Written instruction
Set down each entry from the block beneath, exactly as written.

>> start

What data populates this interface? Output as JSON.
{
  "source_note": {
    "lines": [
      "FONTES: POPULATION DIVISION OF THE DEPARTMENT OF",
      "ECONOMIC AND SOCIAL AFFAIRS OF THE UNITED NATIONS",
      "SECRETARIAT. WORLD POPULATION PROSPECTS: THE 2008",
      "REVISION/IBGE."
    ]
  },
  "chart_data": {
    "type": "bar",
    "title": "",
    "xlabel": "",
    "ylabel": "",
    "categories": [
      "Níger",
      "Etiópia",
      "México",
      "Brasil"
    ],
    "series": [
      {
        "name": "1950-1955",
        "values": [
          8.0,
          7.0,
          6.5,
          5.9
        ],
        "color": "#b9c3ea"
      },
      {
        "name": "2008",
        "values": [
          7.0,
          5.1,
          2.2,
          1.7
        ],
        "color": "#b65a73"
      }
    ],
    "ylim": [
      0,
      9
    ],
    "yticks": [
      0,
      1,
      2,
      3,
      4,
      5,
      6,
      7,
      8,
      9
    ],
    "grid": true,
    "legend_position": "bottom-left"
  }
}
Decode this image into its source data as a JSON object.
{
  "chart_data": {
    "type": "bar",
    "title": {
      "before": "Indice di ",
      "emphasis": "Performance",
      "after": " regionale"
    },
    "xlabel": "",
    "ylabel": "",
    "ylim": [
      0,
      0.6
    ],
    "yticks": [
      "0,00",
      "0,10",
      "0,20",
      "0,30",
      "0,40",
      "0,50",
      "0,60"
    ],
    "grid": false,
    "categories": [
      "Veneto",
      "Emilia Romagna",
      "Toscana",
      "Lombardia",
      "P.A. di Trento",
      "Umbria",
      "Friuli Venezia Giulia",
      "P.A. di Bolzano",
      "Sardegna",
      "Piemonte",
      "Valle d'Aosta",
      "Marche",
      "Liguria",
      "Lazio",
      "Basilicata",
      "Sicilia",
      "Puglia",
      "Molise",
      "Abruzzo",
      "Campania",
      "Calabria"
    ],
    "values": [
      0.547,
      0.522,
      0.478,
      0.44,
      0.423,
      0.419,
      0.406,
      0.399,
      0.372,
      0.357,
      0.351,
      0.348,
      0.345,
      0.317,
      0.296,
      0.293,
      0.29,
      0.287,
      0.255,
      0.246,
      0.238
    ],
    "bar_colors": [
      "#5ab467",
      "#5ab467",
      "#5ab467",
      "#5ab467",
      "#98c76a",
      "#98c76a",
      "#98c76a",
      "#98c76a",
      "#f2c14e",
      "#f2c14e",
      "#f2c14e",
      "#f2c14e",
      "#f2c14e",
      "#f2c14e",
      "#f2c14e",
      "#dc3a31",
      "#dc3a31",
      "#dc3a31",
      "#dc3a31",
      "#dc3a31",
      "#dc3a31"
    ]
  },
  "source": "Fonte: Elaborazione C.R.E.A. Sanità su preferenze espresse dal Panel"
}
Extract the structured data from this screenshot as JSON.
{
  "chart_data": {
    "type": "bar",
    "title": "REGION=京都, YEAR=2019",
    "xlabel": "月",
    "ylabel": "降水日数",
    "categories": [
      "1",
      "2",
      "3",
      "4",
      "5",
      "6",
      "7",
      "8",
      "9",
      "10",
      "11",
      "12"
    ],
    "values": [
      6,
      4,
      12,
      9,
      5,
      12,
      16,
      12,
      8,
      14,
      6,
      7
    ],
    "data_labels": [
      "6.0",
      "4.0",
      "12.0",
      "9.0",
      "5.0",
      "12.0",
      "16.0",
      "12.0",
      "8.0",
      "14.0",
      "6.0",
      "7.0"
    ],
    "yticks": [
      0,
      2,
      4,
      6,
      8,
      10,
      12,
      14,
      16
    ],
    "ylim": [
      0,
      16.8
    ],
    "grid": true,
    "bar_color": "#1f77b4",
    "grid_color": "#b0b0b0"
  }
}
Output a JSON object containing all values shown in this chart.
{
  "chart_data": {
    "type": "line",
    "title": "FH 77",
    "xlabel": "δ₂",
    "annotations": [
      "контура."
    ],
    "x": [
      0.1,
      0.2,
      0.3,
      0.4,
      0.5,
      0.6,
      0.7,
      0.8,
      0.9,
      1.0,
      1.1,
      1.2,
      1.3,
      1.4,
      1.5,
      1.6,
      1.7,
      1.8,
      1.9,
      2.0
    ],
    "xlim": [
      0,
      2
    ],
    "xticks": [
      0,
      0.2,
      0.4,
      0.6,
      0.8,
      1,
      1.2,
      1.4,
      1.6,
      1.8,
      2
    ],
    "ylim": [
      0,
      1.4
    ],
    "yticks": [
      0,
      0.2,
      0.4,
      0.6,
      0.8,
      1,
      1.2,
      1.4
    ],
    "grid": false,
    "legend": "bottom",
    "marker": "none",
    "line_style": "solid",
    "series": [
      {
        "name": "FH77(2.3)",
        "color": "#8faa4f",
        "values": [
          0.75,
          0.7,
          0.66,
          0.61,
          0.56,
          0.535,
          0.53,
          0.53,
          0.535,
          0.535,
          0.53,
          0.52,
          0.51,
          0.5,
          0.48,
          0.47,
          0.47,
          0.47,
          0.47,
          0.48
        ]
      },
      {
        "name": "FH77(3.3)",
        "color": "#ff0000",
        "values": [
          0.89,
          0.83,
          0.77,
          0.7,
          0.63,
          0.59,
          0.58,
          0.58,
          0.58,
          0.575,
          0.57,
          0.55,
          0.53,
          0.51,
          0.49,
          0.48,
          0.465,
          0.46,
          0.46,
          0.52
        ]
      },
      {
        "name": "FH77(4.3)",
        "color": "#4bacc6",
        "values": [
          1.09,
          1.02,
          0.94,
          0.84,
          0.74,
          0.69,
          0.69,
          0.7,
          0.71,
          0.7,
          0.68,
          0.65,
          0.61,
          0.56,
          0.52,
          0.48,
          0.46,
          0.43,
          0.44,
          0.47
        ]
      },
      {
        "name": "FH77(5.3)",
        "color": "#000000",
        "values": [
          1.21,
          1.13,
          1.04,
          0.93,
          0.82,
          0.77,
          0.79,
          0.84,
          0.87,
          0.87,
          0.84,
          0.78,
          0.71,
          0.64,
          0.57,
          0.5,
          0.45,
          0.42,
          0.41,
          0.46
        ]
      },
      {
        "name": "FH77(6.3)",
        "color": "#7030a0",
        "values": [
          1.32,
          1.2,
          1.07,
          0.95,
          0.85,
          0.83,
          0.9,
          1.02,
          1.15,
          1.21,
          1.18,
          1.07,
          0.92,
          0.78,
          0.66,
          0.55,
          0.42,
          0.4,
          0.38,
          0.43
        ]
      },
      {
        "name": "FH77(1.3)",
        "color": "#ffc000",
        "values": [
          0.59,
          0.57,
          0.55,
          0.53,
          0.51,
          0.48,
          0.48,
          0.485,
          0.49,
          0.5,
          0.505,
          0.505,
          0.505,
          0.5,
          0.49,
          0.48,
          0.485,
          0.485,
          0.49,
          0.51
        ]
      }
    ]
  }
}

>> end

Finished task
What data populates this interface? Output as JSON.
{
  "source_note": {
    "lines": [
      "FONTES: POPULATION DIVISION OF THE DEPARTMENT OF",
      "ECONOMIC AND SOCIAL AFFAIRS OF THE UNITED NATIONS",
      "SECRETARIAT. WORLD POPULATION PROSPECTS: THE 2008",
      "REVISION/IBGE."
    ]
  },
  "chart_data": {
    "type": "bar",
    "title": "",
    "xlabel": "",
    "ylabel": "",
    "categories": [
      "Níger",
      "Etiópia",
      "México",
      "Brasil"
    ],
    "series": [
      {
        "name": "1950-1955",
        "values": [
          8.0,
          7.0,
          6.5,
          5.9
        ],
        "color": "#b9c3ea"
      },
      {
        "name": "2008",
        "values": [
          7.0,
          5.1,
          2.2,
          1.7
        ],
        "color": "#b65a73"
      }
    ],
    "ylim": [
      0,
      9
    ],
    "yticks": [
      0,
      1,
      2,
      3,
      4,
      5,
      6,
      7,
      8,
      9
    ],
    "grid": true,
    "legend_position": "bottom-left"
  }
}
Decode this image into its source data as a JSON object.
{
  "chart_data": {
    "type": "bar",
    "title": {
      "before": "Indice di ",
      "emphasis": "Performance",
      "after": " regionale"
    },
    "xlabel": "",
    "ylabel": "",
    "ylim": [
      0,
      0.6
    ],
    "yticks": [
      "0,00",
      "0,10",
      "0,20",
      "0,30",
      "0,40",
      "0,50",
      "0,60"
    ],
    "grid": false,
    "categories": [
      "Veneto",
      "Emilia Romagna",
      "Toscana",
      "Lombardia",
      "P.A. di Trento",
      "Umbria",
      "Friuli Venezia Giulia",
      "P.A. di Bolzano",
      "Sardegna",
      "Piemonte",
      "Valle d'Aosta",
      "Marche",
      "Liguria",
      "Lazio",
      "Basilicata",
      "Sicilia",
      "Puglia",
      "Molise",
      "Abruzzo",
      "Campania",
      "Calabria"
    ],
    "values": [
      0.547,
      0.522,
      0.478,
      0.44,
      0.423,
      0.419,
      0.406,
      0.399,
      0.372,
      0.357,
      0.351,
      0.348,
      0.345,
      0.317,
      0.296,
      0.293,
      0.29,
      0.287,
      0.255,
      0.246,
      0.238
    ],
    "bar_colors": [
      "#5ab467",
      "#5ab467",
      "#5ab467",
      "#5ab467",
      "#98c76a",
      "#98c76a",
      "#98c76a",
      "#98c76a",
      "#f2c14e",
      "#f2c14e",
      "#f2c14e",
      "#f2c14e",
      "#f2c14e",
      "#f2c14e",
      "#f2c14e",
      "#dc3a31",
      "#dc3a31",
      "#dc3a31",
      "#dc3a31",
      "#dc3a31",
      "#dc3a31"
    ]
  },
  "source": "Fonte: Elaborazione C.R.E.A. Sanità su preferenze espresse dal Panel"
}
Extract the structured data from this screenshot as JSON.
{
  "chart_data": {
    "type": "bar",
    "title": "REGION=京都, YEAR=2019",
    "xlabel": "月",
    "ylabel": "降水日数",
    "categories": [
      "1",
      "2",
      "3",
      "4",
      "5",
      "6",
      "7",
      "8",
      "9",
      "10",
      "11",
      "12"
    ],
    "values": [
      6,
      4,
      12,
      9,
      5,
      12,
      16,
      12,
      8,
      14,
      6,
      7
    ],
    "data_labels": [
      "6.0",
      "4.0",
      "12.0",
      "9.0",
      "5.0",
      "12.0",
      "16.0",
      "12.0",
      "8.0",
      "14.0",
      "6.0",
      "7.0"
    ],
    "yticks": [
      0,
      2,
      4,
      6,
      8,
      10,
      12,
      14,
      16
    ],
    "ylim": [
      0,
      16.8
    ],
    "grid": true,
    "bar_color": "#1f77b4",
    "grid_color": "#b0b0b0"
  }
}
Output a JSON object containing all values shown in this chart.
{
  "chart_data": {
    "type": "line",
    "title": "FH 77",
    "xlabel": "δ₂",
    "annotations": [
      "контура."
    ],
    "x": [
      0.1,
      0.2,
      0.3,
      0.4,
      0.5,
      0.6,
      0.7,
      0.8,
      0.9,
      1.0,
      1.1,
      1.2,
      1.3,
      1.4,
      1.5,
      1.6,
      1.7,
      1.8,
      1.9,
      2.0
    ],
    "xlim": [
      0,
      2
    ],
    "xticks": [
      0,
      0.2,
      0.4,
      0.6,
      0.8,
      1,
      1.2,
      1.4,
      1.6,
      1.8,
      2
    ],
    "ylim": [
      0,
      1.4
    ],
    "yticks": [
      0,
      0.2,
      0.4,
      0.6,
      0.8,
      1,
      1.2,
      1.4
    ],
    "grid": false,
    "legend": "bottom",
    "marker": "none",
    "line_style": "solid",
    "series": [
      {
        "name": "FH77(2.3)",
        "color": "#8faa4f",
        "values": [
          0.75,
          0.7,
          0.66,
          0.61,
          0.56,
          0.535,
          0.53,
          0.53,
          0.535,
          0.535,
          0.53,
          0.52,
          0.51,
          0.5,
          0.48,
          0.47,
          0.47,
          0.47,
          0.47,
          0.48
        ]
      },
      {
        "name": "FH77(3.3)",
        "color": "#ff0000",
        "values": [
          0.89,
          0.83,
          0.77,
          0.7,
          0.63,
          0.59,
          0.58,
          0.58,
          0.58,
          0.575,
          0.57,
          0.55,
          0.53,
          0.51,
          0.49,
          0.48,
          0.465,
          0.46,
          0.46,
          0.52
        ]
      },
      {
        "name": "FH77(4.3)",
        "color": "#4bacc6",
        "values": [
          1.09,
          1.02,
          0.94,
          0.84,
          0.74,
          0.69,
          0.69,
          0.7,
          0.71,
          0.7,
          0.68,
          0.65,
          0.61,
          0.56,
          0.52,
          0.48,
          0.46,
          0.43,
          0.44,
          0.47
        ]
      },
      {
        "name": "FH77(5.3)",
        "color": "#000000",
        "values": [
          1.21,
          1.13,
          1.04,
          0.93,
          0.82,
          0.77,
          0.79,
          0.84,
          0.87,
          0.87,
          0.84,
          0.78,
          0.71,
          0.64,
          0.57,
          0.5,
          0.45,
          0.42,
          0.41,
          0.46
        ]
      },
      {
        "name": "FH77(6.3)",
        "color": "#7030a0",
        "values": [
          1.32,
          1.2,
          1.07,
          0.95,
          0.85,
          0.83,
          0.9,
          1.02,
          1.15,
          1.21,
          1.18,
          1.07,
          0.92,
          0.78,
          0.66,
          0.55,
          0.42,
          0.4,
          0.38,
          0.43
        ]
      },
      {
        "name": "FH77(1.3)",
        "color": "#ffc000",
        "values": [
          0.59,
          0.57,
          0.55,
          0.53,
          0.51,
          0.48,
          0.48,
          0.485,
          0.49,
          0.5,
          0.505,
          0.505,
          0.505,
          0.5,
          0.49,
          0.48,
          0.485,
          0.485,
          0.49,
          0.51
        ]
      }
    ]
  }
}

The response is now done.